Text shown.

Here I stand, to tell you, humans live to coexists. Nobody wants to be alone and can afford to be alone. Remember after today, to look at your side, look at your friend and tell him/her that you are there for all that matters. Tell em your shoulders are there to lean on, your ears are there to listen and you are there to walk with them, eventhough you have no idea what they are going through, but when they are ready, you are there to walk with them to rediscover the world in a better place. You have no idea how that support might just save a life.
Dear Robin Williams,
You taught us much. You also raised an awareness on depression.
Your life ends, but I know in the future, people will remember to save other's life through words of support, joy and happiness.
You will be missed.
You're free now Genie.
Tuesday, August 5, 2014
Steady dear heart.
God is testing how steady your sweet heart can go.
How strong it is beating, when truthfully its tearing apart. How the ache tries to stoop you down, when you need to walk.

Rows.
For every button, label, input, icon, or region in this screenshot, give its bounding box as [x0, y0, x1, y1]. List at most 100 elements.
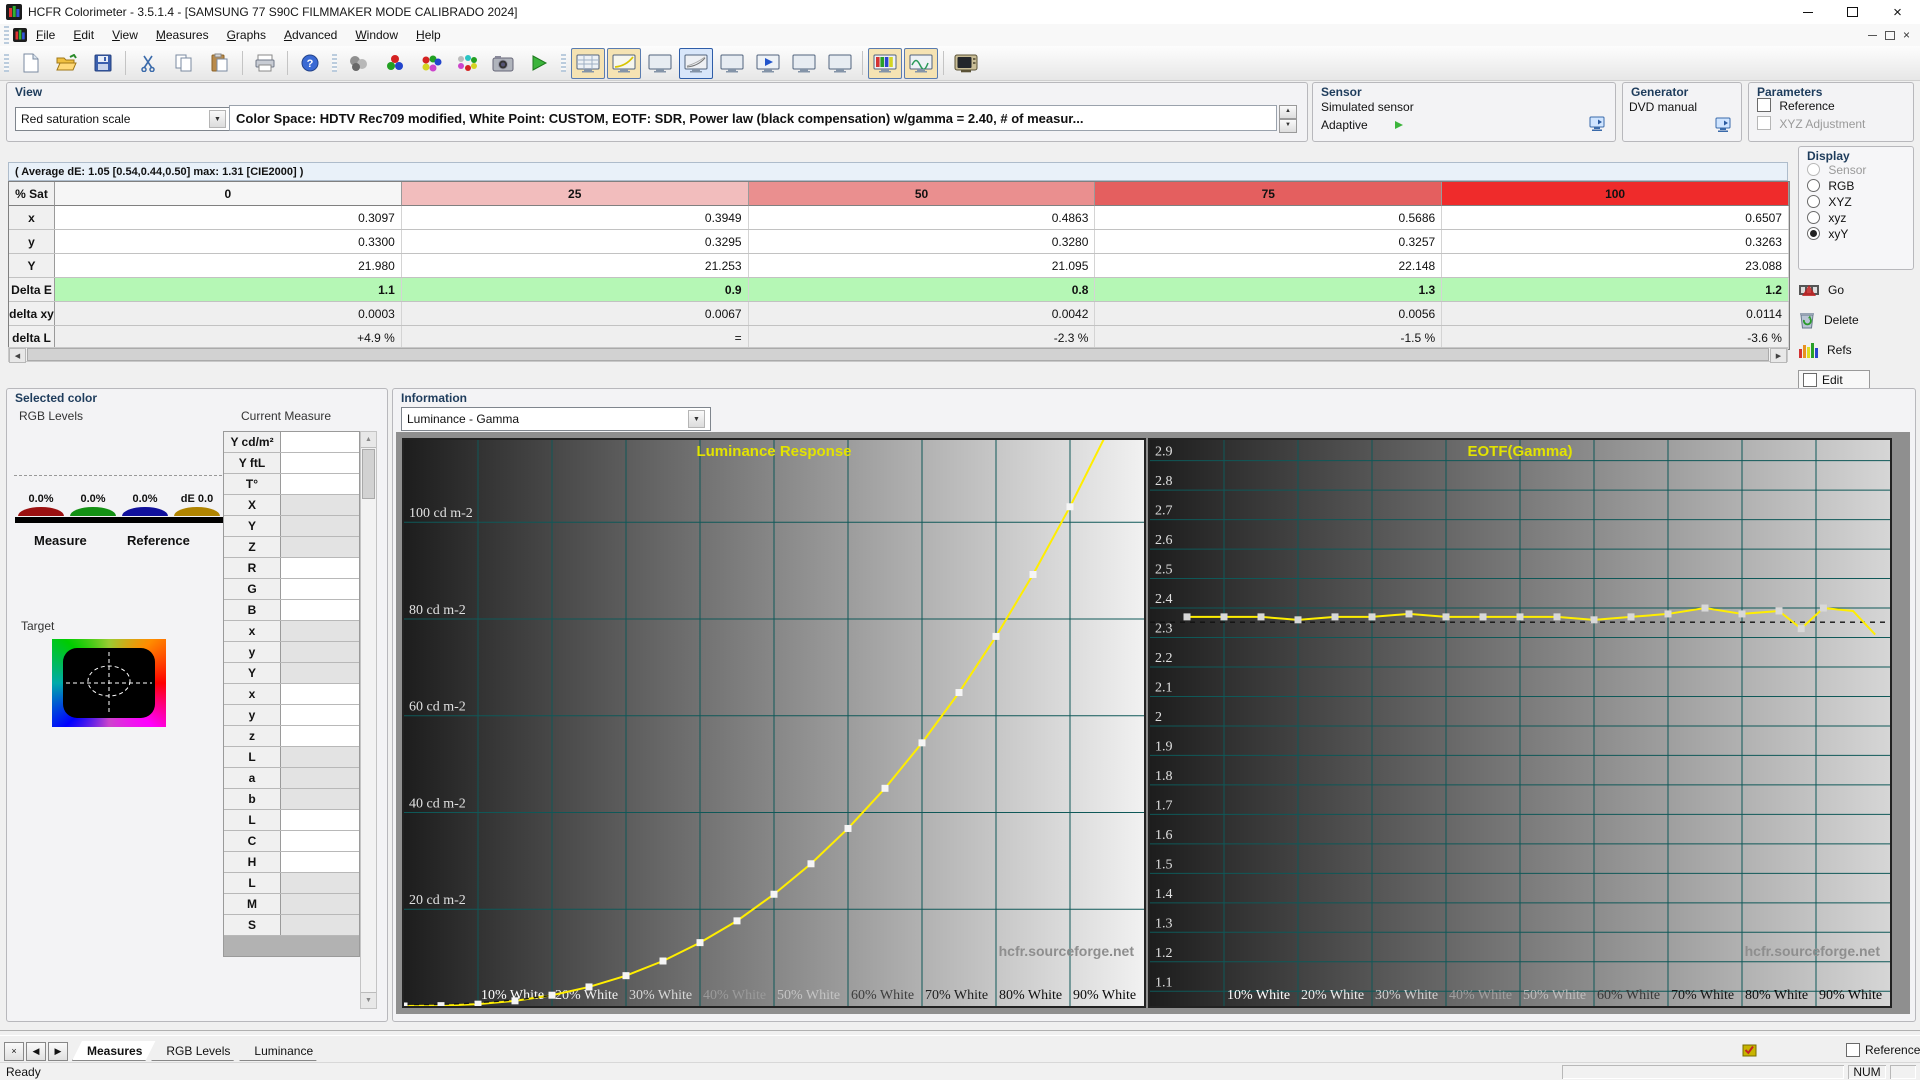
tab[interactable]: Measures: [72, 1041, 157, 1061]
next-tab-icon[interactable]: ▶: [48, 1041, 68, 1061]
menu-item[interactable]: Edit: [64, 25, 103, 45]
display-option[interactable]: xyz: [1807, 211, 1866, 227]
menu-item[interactable]: Window: [346, 25, 407, 45]
measure-row-value[interactable]: [281, 768, 359, 788]
measure-row-value[interactable]: [281, 600, 359, 620]
table-cell[interactable]: 1.3: [1095, 278, 1443, 301]
table-cell[interactable]: 0.3280: [749, 230, 1096, 253]
measure-row-value[interactable]: [281, 453, 359, 473]
table-cell[interactable]: -3.6 %: [1442, 326, 1789, 349]
minimize-button[interactable]: [1785, 0, 1830, 24]
column-header[interactable]: 0: [55, 182, 402, 206]
measure-row-value[interactable]: [281, 495, 359, 515]
view-tracking-button[interactable]: [787, 48, 821, 79]
toolbar-gripper[interactable]: [4, 54, 9, 72]
paste-button[interactable]: [203, 48, 237, 79]
spinner-down-icon[interactable]: ▼: [1279, 119, 1297, 133]
table-cell[interactable]: 0.0067: [402, 302, 749, 325]
toolbar-gripper[interactable]: [561, 54, 566, 72]
radio-icon[interactable]: [1807, 227, 1820, 240]
refs-button[interactable]: Refs: [1798, 336, 1910, 363]
view-measures-grid-button[interactable]: [571, 47, 605, 79]
parameter-option[interactable]: Reference: [1757, 98, 1865, 116]
toolbar-gripper[interactable]: [4, 26, 9, 44]
table-cell[interactable]: 23.088: [1442, 254, 1789, 277]
delete-button[interactable]: Delete: [1798, 306, 1910, 333]
tray-icon[interactable]: [1742, 1042, 1758, 1058]
sensor-config-icon[interactable]: [1589, 116, 1607, 132]
table-cell[interactable]: 0.6507: [1442, 206, 1789, 229]
display-option[interactable]: xyY: [1807, 227, 1866, 243]
copy-button[interactable]: [167, 48, 201, 79]
display-option[interactable]: RGB: [1807, 179, 1866, 195]
table-cell[interactable]: 0.0003: [55, 302, 402, 325]
table-cell[interactable]: 21.095: [749, 254, 1096, 277]
measure-row-value[interactable]: [281, 852, 359, 872]
view-player-button[interactable]: [751, 48, 785, 79]
primaries-measures-button[interactable]: [414, 48, 448, 79]
reference-checkbox-icon[interactable]: [1846, 1043, 1860, 1057]
measure-row-value[interactable]: [281, 789, 359, 809]
measure-row-value[interactable]: [281, 705, 359, 725]
table-cell[interactable]: 21.253: [402, 254, 749, 277]
print-button[interactable]: [248, 48, 282, 79]
table-cell[interactable]: 0.3097: [55, 206, 402, 229]
mdi-restore-button[interactable]: [1884, 30, 1895, 40]
measure-row-value[interactable]: [281, 726, 359, 746]
table-cell[interactable]: +4.9 %: [55, 326, 402, 349]
generator-config-icon[interactable]: [1715, 117, 1733, 133]
view-crt-pattern-button[interactable]: [949, 48, 983, 79]
open-file-button[interactable]: [50, 48, 84, 79]
all-measures-button[interactable]: [450, 48, 484, 79]
go-button[interactable]: Go: [1798, 276, 1910, 303]
toolbar-gripper[interactable]: [332, 54, 337, 72]
measure-row-value[interactable]: [281, 873, 359, 893]
table-cell[interactable]: 0.0114: [1442, 302, 1789, 325]
graph-type-select[interactable]: Luminance - Gamma ▼: [401, 407, 711, 431]
run-meas-button[interactable]: [522, 48, 556, 79]
measure-row-value[interactable]: [281, 579, 359, 599]
maximize-button[interactable]: [1830, 0, 1875, 24]
measure-row-value[interactable]: [281, 432, 359, 452]
menu-item[interactable]: Graphs: [218, 25, 275, 45]
menu-item[interactable]: View: [103, 25, 147, 45]
view-histogram-button[interactable]: [823, 48, 857, 79]
measure-row-value[interactable]: [281, 915, 359, 935]
table-cell[interactable]: =: [402, 326, 749, 349]
measure-row-value[interactable]: [281, 642, 359, 662]
save-button[interactable]: [86, 48, 120, 79]
view-info-field[interactable]: Color Space: HDTV Rec709 modified, White…: [229, 105, 1277, 131]
tab[interactable]: RGB Levels: [151, 1041, 245, 1061]
view-gamut-button[interactable]: [643, 48, 677, 79]
column-header[interactable]: 25: [401, 182, 749, 206]
capture-image-button[interactable]: [486, 48, 520, 79]
table-cell[interactable]: 22.148: [1095, 254, 1443, 277]
table-cell[interactable]: 0.8: [749, 278, 1096, 301]
table-cell[interactable]: -2.3 %: [749, 326, 1096, 349]
measure-row-value[interactable]: [281, 621, 359, 641]
view-color-bars-button[interactable]: [868, 47, 902, 79]
mdi-close-button[interactable]: ×: [1903, 28, 1910, 42]
measure-row-value[interactable]: [281, 810, 359, 830]
view-rgb-curves-button[interactable]: [679, 47, 713, 79]
measure-row-value[interactable]: [281, 474, 359, 494]
scroll-down-icon[interactable]: ▼: [361, 992, 376, 1008]
table-cell[interactable]: 0.0056: [1095, 302, 1443, 325]
measure-row-value[interactable]: [281, 684, 359, 704]
measure-row-value[interactable]: [281, 537, 359, 557]
spinner-up-icon[interactable]: ▲: [1279, 105, 1297, 119]
column-header[interactable]: 100: [1442, 182, 1789, 206]
splitter[interactable]: [0, 1030, 1920, 1036]
reference-toggle[interactable]: Reference: [1846, 1043, 1920, 1057]
new-document-button[interactable]: [14, 48, 48, 79]
table-horizontal-scrollbar[interactable]: ◀ ▶: [8, 347, 1788, 363]
checkbox-icon[interactable]: [1757, 116, 1771, 130]
mdi-minimize-button[interactable]: [1867, 34, 1877, 36]
radio-icon[interactable]: [1807, 211, 1820, 224]
scrollbar-thumb[interactable]: [27, 348, 1769, 361]
view-preset-select[interactable]: Red saturation scale ▼: [15, 107, 232, 131]
table-cell[interactable]: 0.0042: [749, 302, 1096, 325]
menu-item[interactable]: File: [27, 25, 64, 45]
tab[interactable]: Luminance: [239, 1041, 328, 1061]
menu-item[interactable]: Advanced: [275, 25, 346, 45]
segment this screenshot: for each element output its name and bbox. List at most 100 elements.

Problem statement.
Answer these questions about the text on friendship and loss, using only what it states:
1. In the opening paragraph, what should you tell a friend your shoulders and your ears are there for?
2. What did Robin Williams raise awareness on?
3. What date appears in the text?

Output for this exercise.
1. Your shoulders are there to lean on, and your ears are there to listen.
2. Depression.
3. Tuesday, August 5, 2014.